[Data listing]
▼▼▼
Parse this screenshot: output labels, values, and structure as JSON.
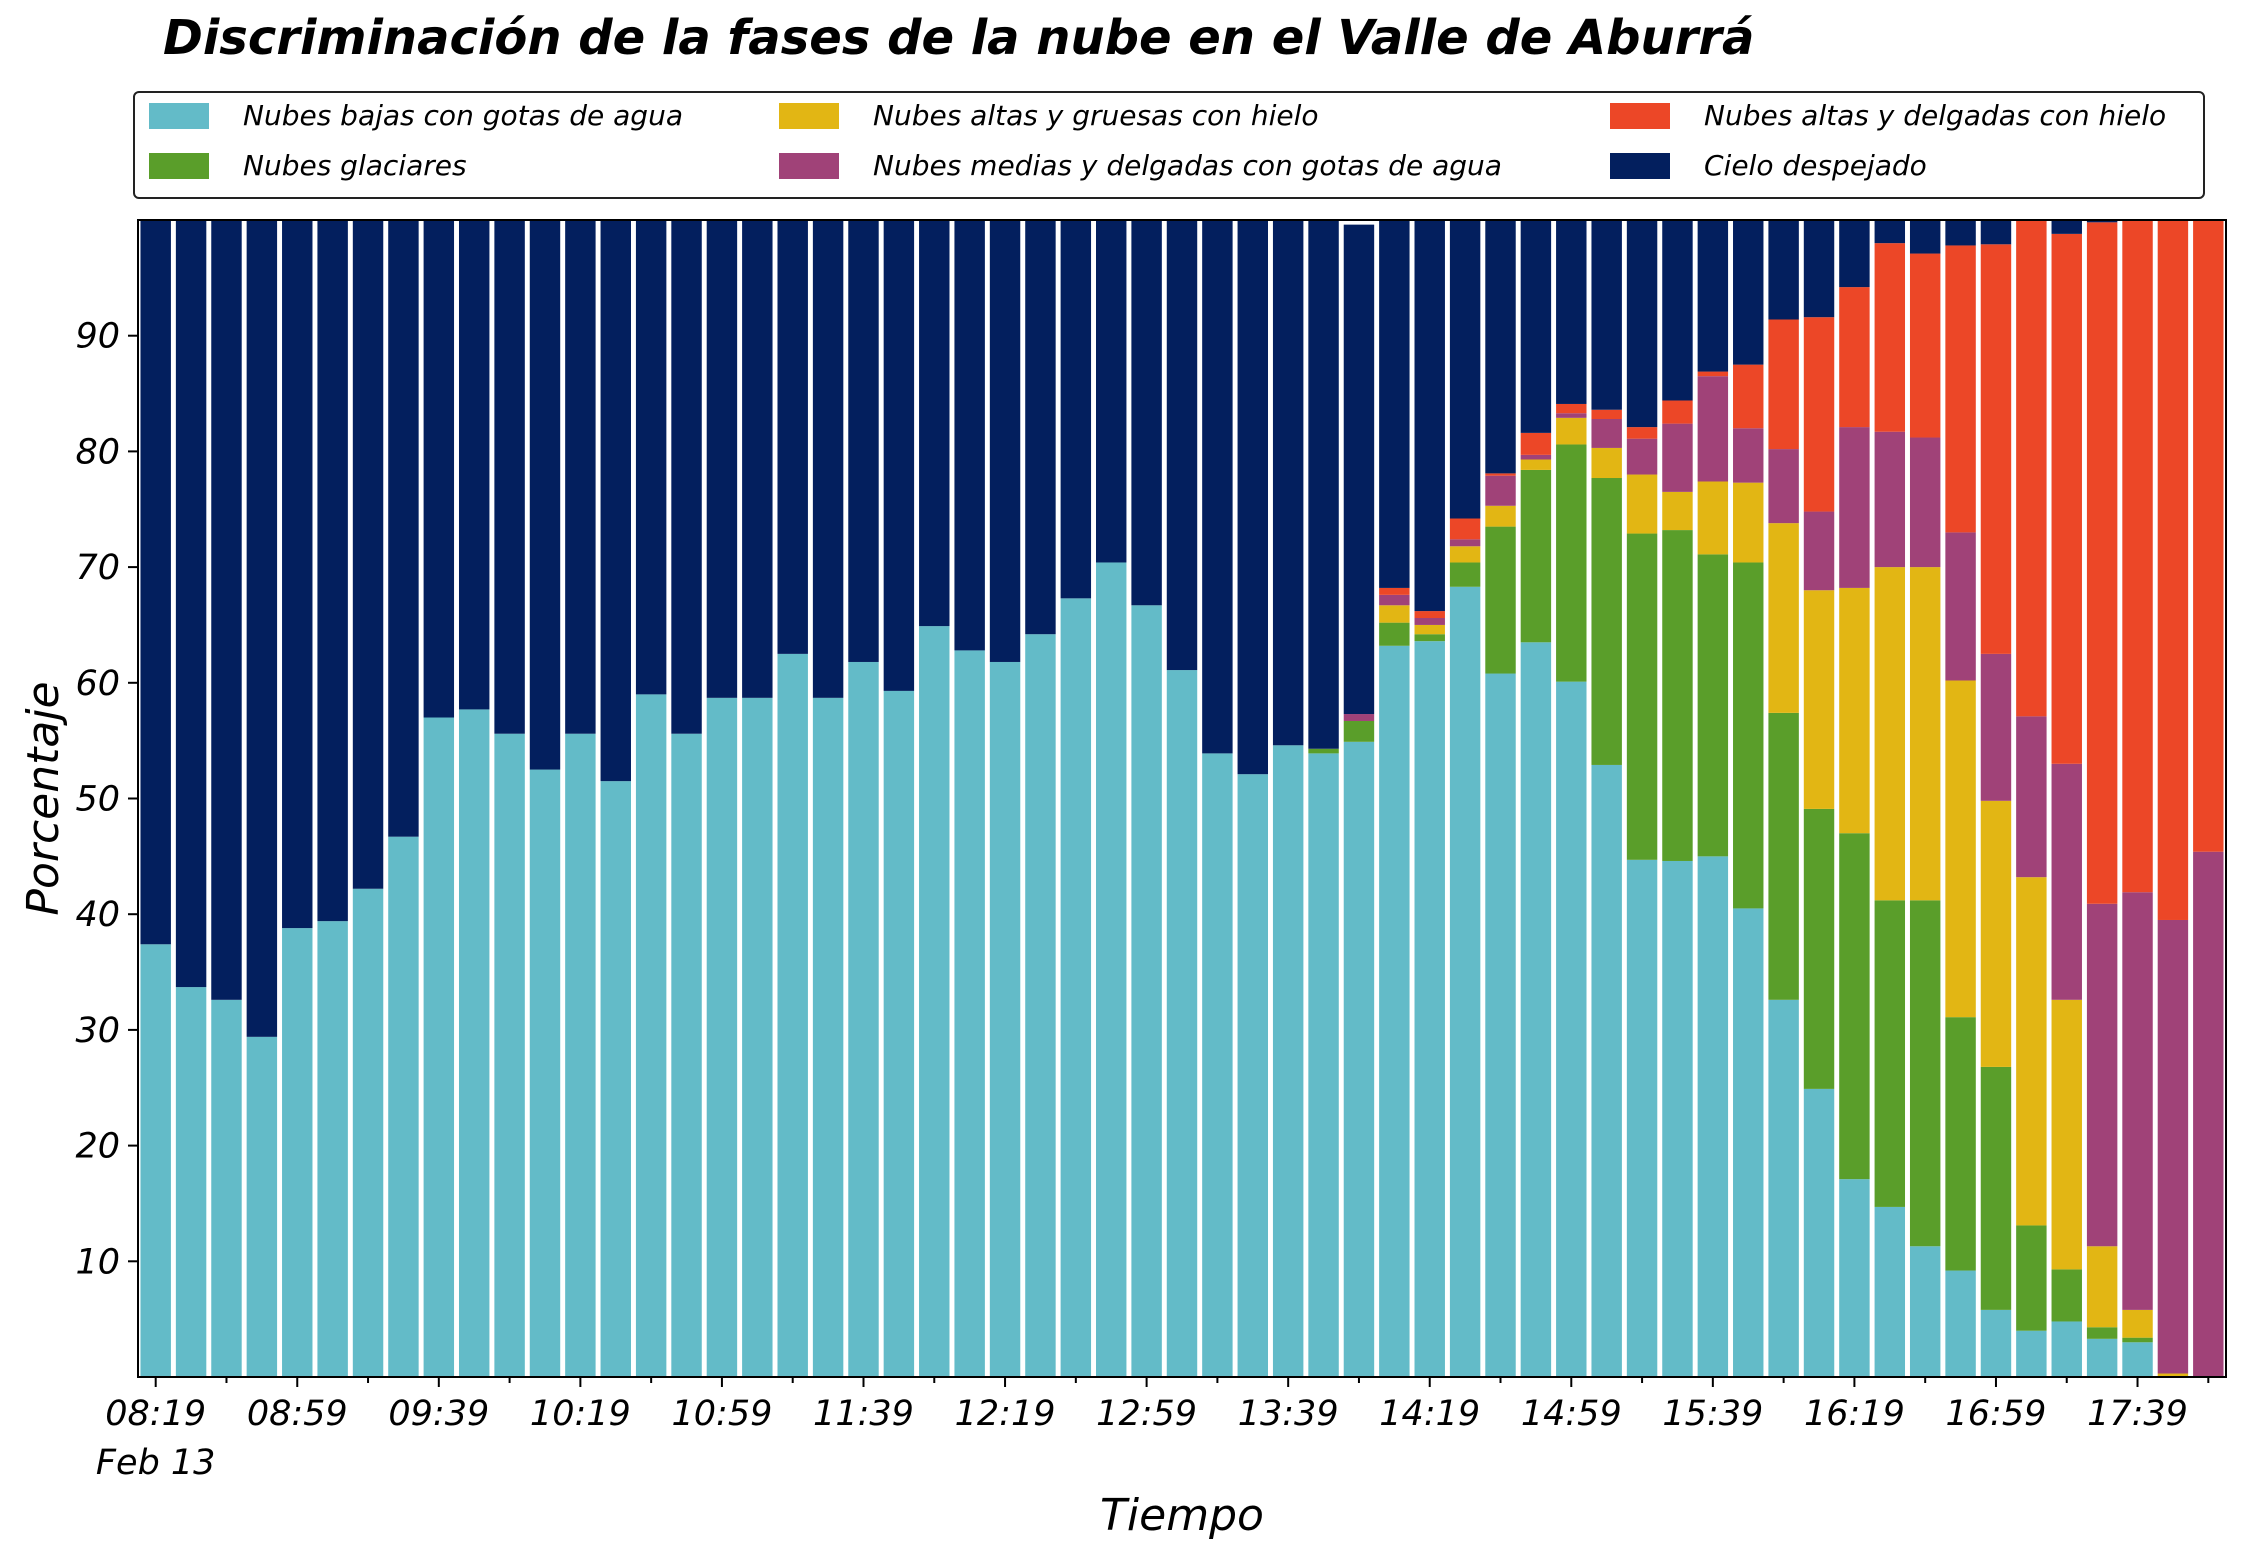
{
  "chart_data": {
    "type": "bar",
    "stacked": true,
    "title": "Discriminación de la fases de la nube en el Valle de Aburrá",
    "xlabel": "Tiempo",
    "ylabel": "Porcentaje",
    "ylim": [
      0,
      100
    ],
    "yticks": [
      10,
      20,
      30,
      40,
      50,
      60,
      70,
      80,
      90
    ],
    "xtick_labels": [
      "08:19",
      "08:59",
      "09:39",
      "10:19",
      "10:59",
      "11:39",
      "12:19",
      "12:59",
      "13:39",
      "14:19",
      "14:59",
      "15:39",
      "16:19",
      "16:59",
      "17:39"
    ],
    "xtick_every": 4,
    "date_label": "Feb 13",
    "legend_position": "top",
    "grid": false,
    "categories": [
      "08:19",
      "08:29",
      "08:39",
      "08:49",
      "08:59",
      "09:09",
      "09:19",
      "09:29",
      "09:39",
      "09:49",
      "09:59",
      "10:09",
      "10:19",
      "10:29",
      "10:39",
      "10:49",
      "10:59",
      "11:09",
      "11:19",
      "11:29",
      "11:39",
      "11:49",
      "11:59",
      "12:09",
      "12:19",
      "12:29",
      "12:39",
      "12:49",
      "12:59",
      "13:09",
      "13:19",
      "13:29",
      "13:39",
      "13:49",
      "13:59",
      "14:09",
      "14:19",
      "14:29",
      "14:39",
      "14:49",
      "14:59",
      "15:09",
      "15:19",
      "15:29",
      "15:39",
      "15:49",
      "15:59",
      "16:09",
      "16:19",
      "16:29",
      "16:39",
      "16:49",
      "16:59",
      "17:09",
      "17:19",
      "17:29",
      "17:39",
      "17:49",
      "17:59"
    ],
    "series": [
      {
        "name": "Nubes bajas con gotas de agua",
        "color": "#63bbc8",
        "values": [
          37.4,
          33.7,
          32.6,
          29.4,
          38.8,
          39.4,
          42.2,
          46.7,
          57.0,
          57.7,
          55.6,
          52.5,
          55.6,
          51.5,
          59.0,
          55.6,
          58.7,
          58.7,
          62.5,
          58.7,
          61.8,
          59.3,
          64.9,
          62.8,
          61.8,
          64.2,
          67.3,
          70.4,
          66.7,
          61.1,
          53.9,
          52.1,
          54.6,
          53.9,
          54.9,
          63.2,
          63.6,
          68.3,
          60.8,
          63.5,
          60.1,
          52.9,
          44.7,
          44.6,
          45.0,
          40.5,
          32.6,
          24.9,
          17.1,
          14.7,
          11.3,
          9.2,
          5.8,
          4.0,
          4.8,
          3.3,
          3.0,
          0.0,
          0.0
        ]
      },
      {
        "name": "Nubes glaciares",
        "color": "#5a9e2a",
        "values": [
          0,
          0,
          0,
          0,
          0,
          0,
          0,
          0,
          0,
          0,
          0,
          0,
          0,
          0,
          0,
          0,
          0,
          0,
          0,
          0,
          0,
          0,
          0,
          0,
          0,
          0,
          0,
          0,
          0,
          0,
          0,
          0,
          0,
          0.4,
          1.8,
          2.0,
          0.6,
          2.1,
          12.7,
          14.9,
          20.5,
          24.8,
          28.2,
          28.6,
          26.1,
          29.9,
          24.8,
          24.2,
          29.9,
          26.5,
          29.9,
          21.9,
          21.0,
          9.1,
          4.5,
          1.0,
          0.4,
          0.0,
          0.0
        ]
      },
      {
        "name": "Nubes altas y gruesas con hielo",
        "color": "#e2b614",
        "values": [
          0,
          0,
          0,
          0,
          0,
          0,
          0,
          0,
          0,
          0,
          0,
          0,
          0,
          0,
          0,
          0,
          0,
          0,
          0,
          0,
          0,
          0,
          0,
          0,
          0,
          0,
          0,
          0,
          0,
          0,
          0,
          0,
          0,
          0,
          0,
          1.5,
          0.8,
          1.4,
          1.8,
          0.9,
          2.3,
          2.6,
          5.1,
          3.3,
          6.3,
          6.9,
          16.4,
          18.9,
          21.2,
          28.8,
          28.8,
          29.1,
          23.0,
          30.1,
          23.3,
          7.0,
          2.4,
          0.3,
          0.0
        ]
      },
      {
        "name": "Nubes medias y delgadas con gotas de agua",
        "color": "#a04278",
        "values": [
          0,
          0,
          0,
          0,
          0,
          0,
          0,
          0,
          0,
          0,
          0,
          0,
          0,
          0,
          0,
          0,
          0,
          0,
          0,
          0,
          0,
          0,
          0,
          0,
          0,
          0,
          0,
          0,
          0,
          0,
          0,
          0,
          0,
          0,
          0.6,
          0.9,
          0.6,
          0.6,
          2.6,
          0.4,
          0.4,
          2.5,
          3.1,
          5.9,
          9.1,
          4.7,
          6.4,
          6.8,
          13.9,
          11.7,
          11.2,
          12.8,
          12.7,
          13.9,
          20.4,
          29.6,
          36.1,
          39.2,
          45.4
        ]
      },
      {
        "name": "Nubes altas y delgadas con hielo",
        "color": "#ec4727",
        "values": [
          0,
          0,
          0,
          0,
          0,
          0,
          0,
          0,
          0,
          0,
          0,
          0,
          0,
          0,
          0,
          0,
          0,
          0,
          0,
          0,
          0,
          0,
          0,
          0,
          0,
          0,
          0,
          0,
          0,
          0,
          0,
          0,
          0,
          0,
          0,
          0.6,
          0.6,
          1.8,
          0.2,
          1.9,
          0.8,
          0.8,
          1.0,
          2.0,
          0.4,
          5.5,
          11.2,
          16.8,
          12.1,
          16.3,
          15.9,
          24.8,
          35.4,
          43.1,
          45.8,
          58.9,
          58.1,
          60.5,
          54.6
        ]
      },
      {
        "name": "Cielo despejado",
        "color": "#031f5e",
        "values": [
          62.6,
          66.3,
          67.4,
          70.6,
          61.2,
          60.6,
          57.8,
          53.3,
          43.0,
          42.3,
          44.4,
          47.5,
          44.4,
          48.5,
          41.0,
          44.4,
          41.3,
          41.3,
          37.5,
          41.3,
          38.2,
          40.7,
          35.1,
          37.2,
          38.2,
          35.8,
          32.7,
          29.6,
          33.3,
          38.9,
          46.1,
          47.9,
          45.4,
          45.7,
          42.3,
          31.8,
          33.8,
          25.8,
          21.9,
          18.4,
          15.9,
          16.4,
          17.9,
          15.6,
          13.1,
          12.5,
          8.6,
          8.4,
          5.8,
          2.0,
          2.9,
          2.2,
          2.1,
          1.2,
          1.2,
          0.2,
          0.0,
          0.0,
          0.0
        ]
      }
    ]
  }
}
▲▲▲
▼▼▼
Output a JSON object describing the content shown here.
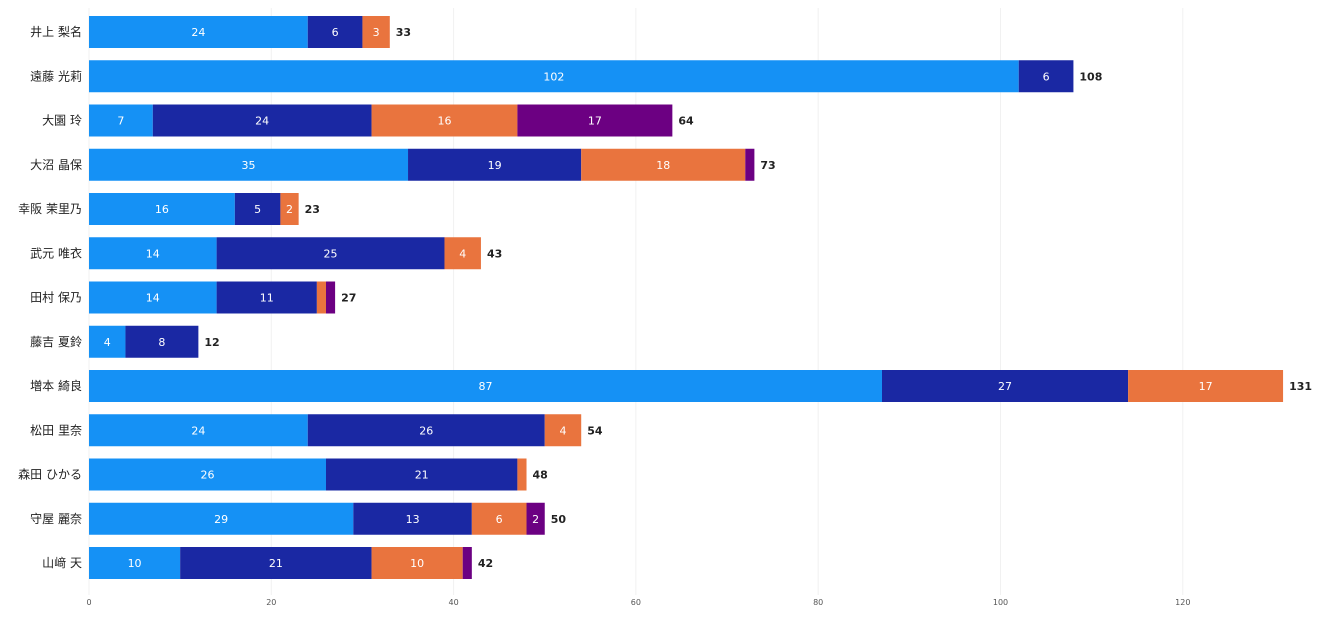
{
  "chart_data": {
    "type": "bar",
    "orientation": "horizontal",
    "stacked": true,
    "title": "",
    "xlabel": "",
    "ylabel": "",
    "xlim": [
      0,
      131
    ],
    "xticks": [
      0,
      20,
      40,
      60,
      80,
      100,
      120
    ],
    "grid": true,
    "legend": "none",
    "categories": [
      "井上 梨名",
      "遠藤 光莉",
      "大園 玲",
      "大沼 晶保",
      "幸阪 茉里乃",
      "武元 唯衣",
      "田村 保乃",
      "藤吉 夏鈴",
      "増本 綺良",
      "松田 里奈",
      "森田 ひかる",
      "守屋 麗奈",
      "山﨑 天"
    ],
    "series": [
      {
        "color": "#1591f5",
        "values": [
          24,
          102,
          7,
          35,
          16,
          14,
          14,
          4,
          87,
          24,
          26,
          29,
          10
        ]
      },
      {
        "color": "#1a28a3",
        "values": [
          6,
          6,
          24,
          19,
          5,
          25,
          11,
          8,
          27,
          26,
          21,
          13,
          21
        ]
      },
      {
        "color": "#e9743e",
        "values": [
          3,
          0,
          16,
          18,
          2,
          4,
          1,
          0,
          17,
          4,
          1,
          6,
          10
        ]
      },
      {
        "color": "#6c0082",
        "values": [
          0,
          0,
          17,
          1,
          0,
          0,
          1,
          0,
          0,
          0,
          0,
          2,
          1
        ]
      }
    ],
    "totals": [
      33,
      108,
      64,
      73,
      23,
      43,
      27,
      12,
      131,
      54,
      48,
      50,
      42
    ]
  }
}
▲▲▲
▼▼▼
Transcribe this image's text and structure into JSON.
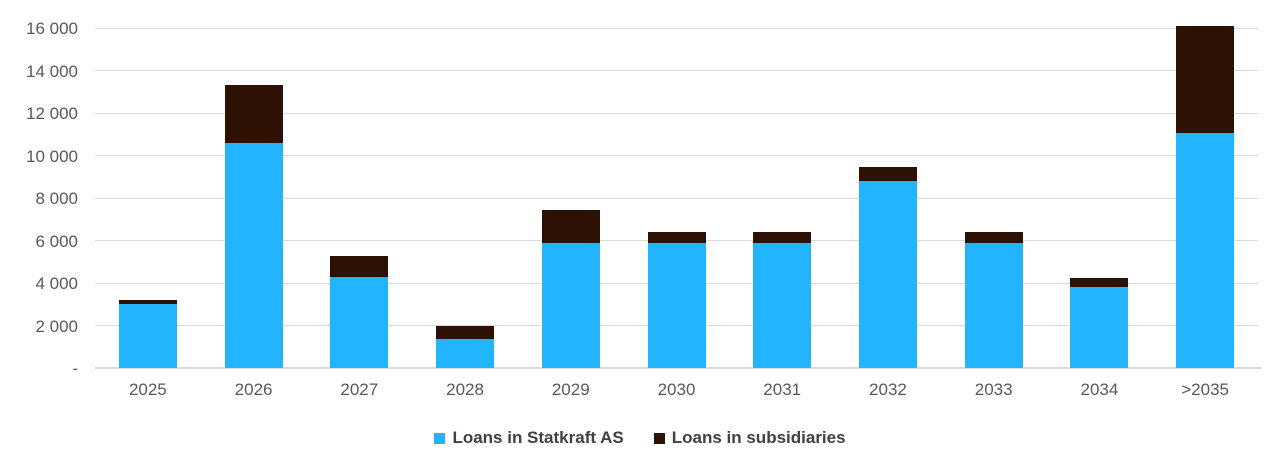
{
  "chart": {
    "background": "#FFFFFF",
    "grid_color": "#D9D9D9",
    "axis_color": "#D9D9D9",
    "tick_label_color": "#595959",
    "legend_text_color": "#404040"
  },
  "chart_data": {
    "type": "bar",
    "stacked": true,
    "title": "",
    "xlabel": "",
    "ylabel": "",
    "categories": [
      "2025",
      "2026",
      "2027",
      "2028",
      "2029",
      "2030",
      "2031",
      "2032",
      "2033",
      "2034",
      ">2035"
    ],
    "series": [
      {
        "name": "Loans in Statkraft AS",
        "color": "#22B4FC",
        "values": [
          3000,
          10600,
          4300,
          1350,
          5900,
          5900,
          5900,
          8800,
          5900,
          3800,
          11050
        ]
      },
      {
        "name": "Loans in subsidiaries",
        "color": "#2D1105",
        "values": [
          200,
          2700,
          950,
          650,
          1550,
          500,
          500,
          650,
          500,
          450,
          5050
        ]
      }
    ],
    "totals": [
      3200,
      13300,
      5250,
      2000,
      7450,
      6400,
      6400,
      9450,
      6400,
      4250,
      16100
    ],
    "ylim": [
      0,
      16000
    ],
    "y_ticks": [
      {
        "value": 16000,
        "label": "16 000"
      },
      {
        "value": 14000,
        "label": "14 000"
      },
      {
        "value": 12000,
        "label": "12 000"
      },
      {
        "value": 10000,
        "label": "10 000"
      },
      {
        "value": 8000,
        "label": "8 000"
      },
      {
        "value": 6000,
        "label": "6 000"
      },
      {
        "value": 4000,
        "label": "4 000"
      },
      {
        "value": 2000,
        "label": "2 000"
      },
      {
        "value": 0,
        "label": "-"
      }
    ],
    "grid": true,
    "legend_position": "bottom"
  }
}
▲▲▲
Your instructions:
Search the records for the word "delgadas". Copy every line that has it.

Output of the exercise:
        "name": "Nubes medias y delgadas con gotas de agua",
        "name": "Nubes altas y delgadas con hielo",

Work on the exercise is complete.